*Aim of the task:*
Copy every line of the entries that includes the word "name".

⟨

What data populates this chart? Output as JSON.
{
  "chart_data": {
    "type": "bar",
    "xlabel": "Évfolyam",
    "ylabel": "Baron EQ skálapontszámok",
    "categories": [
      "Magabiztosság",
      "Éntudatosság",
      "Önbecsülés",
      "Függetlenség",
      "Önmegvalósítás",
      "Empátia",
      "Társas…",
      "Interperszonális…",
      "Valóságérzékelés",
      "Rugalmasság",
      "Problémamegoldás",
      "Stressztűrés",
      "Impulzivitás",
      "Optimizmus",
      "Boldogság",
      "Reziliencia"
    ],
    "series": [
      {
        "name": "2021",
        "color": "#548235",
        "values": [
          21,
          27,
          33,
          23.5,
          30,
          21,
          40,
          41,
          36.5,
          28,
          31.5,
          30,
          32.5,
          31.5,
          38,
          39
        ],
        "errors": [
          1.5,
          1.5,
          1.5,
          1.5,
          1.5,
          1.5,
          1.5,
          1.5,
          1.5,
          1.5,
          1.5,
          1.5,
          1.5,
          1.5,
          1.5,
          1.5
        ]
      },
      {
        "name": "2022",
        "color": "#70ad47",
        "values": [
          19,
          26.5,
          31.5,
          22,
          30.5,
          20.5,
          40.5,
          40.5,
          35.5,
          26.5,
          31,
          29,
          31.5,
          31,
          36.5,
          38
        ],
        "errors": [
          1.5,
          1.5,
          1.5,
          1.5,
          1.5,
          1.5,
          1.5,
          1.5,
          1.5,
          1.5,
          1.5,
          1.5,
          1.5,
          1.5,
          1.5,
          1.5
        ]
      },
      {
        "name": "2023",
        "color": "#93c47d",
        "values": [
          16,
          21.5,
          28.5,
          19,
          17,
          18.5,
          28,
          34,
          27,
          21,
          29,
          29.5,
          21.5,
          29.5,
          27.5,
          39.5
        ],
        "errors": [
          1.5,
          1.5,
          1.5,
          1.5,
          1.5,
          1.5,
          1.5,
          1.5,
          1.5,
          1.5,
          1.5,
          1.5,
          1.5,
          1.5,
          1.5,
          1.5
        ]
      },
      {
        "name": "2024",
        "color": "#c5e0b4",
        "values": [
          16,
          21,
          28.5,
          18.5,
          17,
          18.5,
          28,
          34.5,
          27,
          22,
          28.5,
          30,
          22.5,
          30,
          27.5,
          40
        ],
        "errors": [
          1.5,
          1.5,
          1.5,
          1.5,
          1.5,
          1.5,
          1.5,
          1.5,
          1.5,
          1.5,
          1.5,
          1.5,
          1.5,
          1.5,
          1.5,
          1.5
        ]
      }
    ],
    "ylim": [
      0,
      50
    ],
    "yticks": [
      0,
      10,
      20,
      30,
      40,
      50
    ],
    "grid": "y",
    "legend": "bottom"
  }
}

⟩

*Expected output:*
        "name": "2021",
        "name": "2022",
        "name": "2023",
        "name": "2024",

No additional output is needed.